>> Begin Records shown

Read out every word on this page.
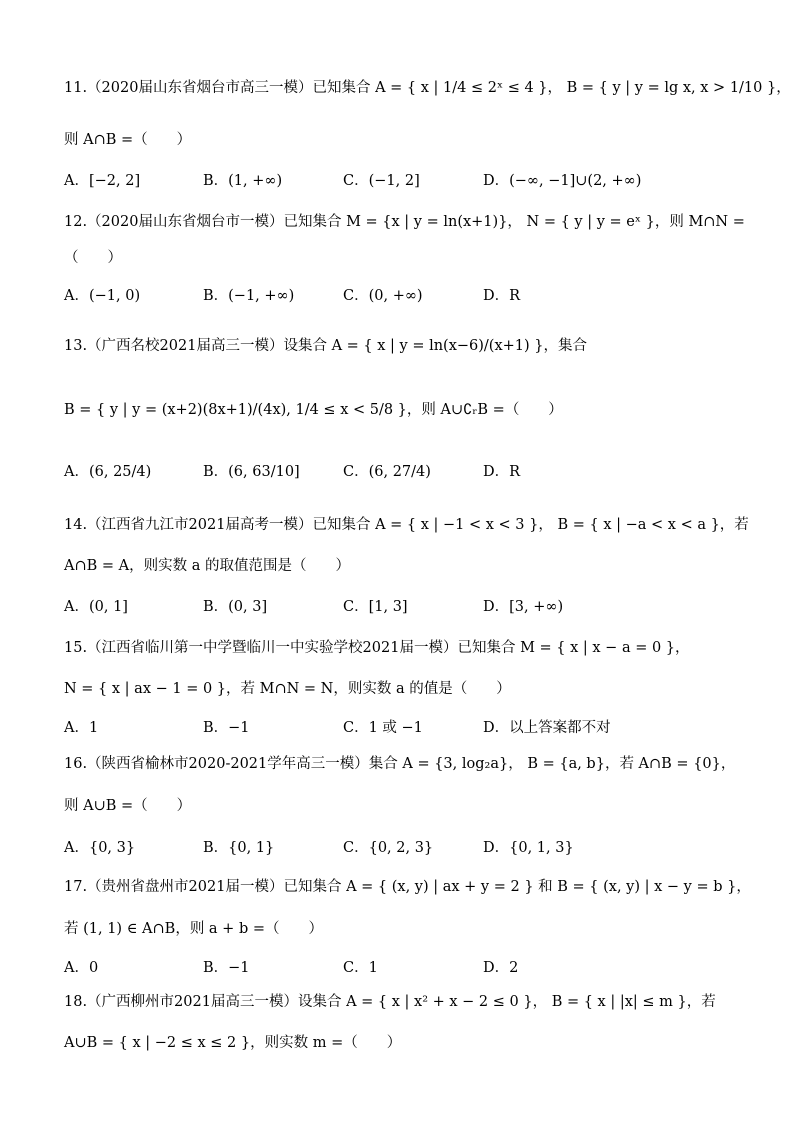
11.（2020届山东省烟台市高三一模）已知集合 A = { x | 1/4 ≤ 2ˣ ≤ 4 }， B = { y | y = lg x, x > 1/10 }，
则 A∩B =（　　）
A．[−2, 2]	B．(1, +∞)	C．(−1, 2]	D．(−∞, −1]∪(2, +∞)
12.（2020届山东省烟台市一模）已知集合 M = {x | y = ln(x+1)}， N = { y | y = eˣ }，则 M∩N =
（　　）
A．(−1, 0)	B．(−1, +∞)	C．(0, +∞)	D．R
13.（广西名校2021届高三一模）设集合 A = { x | y = ln(x−6)/(x+1) }，集合
B = { y | y = (x+2)(8x+1)/(4x), 1/4 ≤ x < 5/8 }，则 A∪∁ᵣB =（　　）
A．(6, 25/4)	B．(6, 63/10]	C．(6, 27/4)	D．R
14.（江西省九江市2021届高考一模）已知集合 A = { x | −1 < x < 3 }， B = { x | −a < x < a }，若
A∩B = A，则实数 a 的取值范围是（　　）
A．(0, 1]	B．(0, 3]	C．[1, 3]	D．[3, +∞)
15.（江西省临川第一中学暨临川一中实验学校2021届一模）已知集合 M = { x | x − a = 0 }，
N = { x | ax − 1 = 0 }，若 M∩N = N，则实数 a 的值是（　　）
A．1	B．−1	C．1 或 −1	D．以上答案都不对
16.（陕西省榆林市2020-2021学年高三一模）集合 A = {3, log₂a}， B = {a, b}，若 A∩B = {0}，
则 A∪B =（　　）
A．{0, 3}	B．{0, 1}	C．{0, 2, 3}	D．{0, 1, 3}
17.（贵州省盘州市2021届一模）已知集合 A = { (x, y) | ax + y = 2 } 和 B = { (x, y) | x − y = b }，
若 (1, 1) ∈ A∩B，则 a + b =（　　）
A．0	B．−1	C．1	D．2
18.（广西柳州市2021届高三一模）设集合 A = { x | x² + x − 2 ≤ 0 }， B = { x | |x| ≤ m }，若
A∪B = { x | −2 ≤ x ≤ 2 }，则实数 m =（　　）
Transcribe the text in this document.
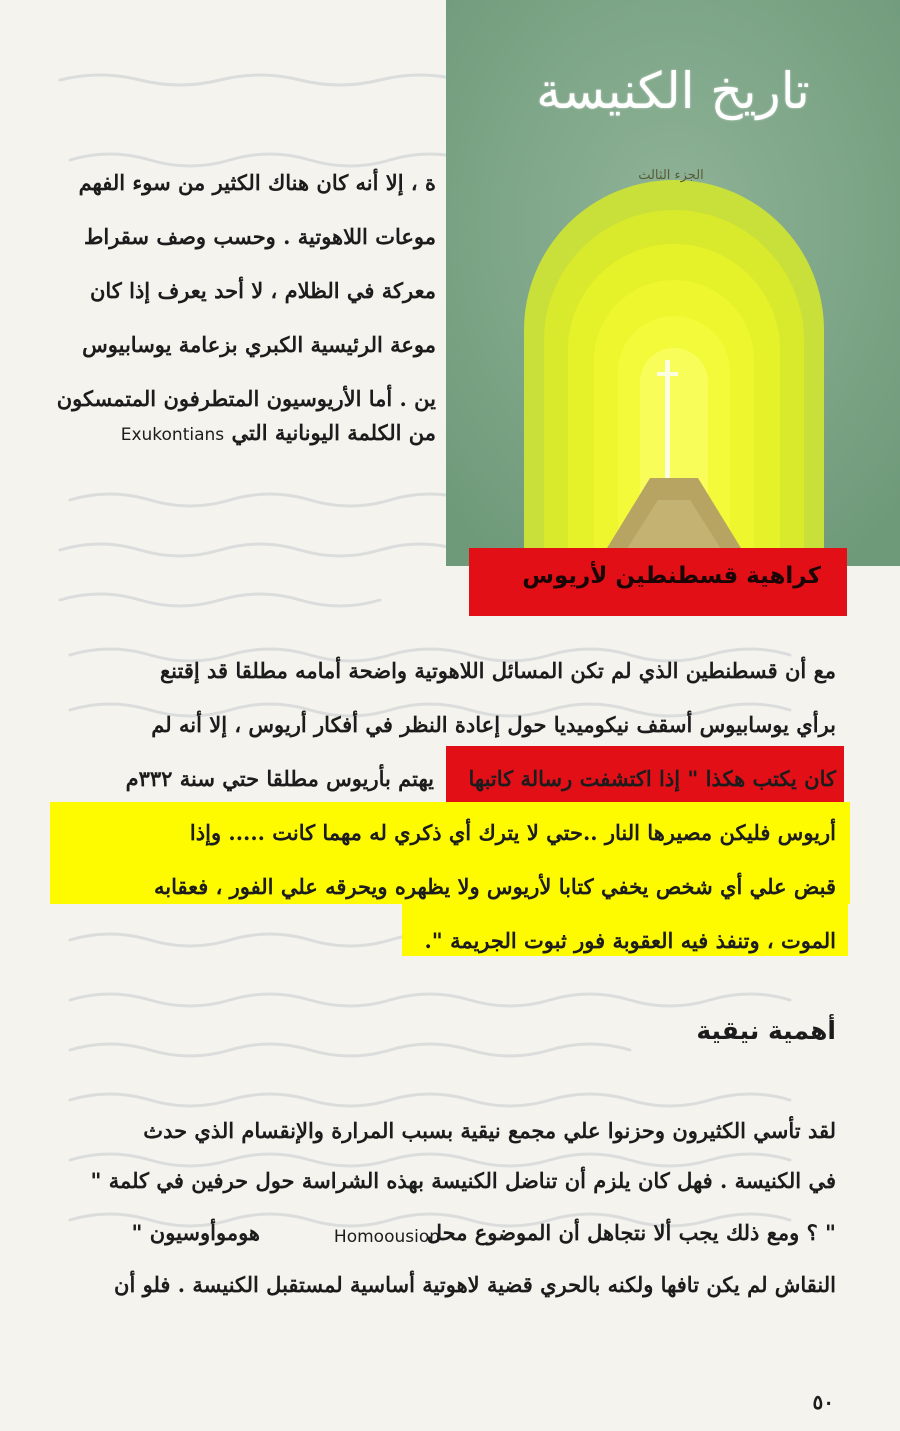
ة ، إلا أنه كان هناك الكثير من سوء الفهم
موعات اللاهوتية . وحسب وصف سقراط
معركة في الظلام ، لا أحد يعرف إذا كان
موعة الرئيسية الكبري بزعامة يوسابيوس
ين . أما الأريوسيون المتطرفون المتمسكون
من الكلمة اليونانية التي Exukontians
تاريخ الكنيسة
الجزء الثالث
كراهية قسطنطين لأريوس
مع أن قسطنطين الذي لم تكن المسائل اللاهوتية واضحة أمامه مطلقا قد إقتنع
برأي يوسابيوس أسقف نيكوميديا حول إعادة النظر في أفكار أريوس ، إلا أنه لم
كان يكتب هكذا " إذا اكتشفت رسالة كاتبها
يهتم بأريوس مطلقا حتي سنة ٣٣٢م
أريوس فليكن مصيرها النار ..حتي لا يترك أي ذكري له مهما كانت ..... وإذا
قبض علي أي شخص يخفي كتابا لأريوس ولا يظهره ويحرقه علي الفور ، فعقابه
الموت ، وتنفذ فيه العقوبة فور ثبوت الجريمة ".
أهمية نيقية
لقد تأسي الكثيرون وحزنوا علي مجمع نيقية بسبب المرارة والإنقسام الذي حدث
في الكنيسة . فهل كان يلزم أن تناضل الكنيسة بهذه الشراسة حول حرفين في كلمة "
" ؟ ومع ذلك يجب ألا نتجاهل أن الموضوع محل
Homoousion
هوموأوسيون "
النقاش لم يكن تافها ولكنه بالحري قضية لاهوتية أساسية لمستقبل الكنيسة . فلو أن
٥٠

>> End Records shown

**Task to complete**
From the records above, report the count of lines containing "الكنيسة" and nothing more.

**Correct output**
3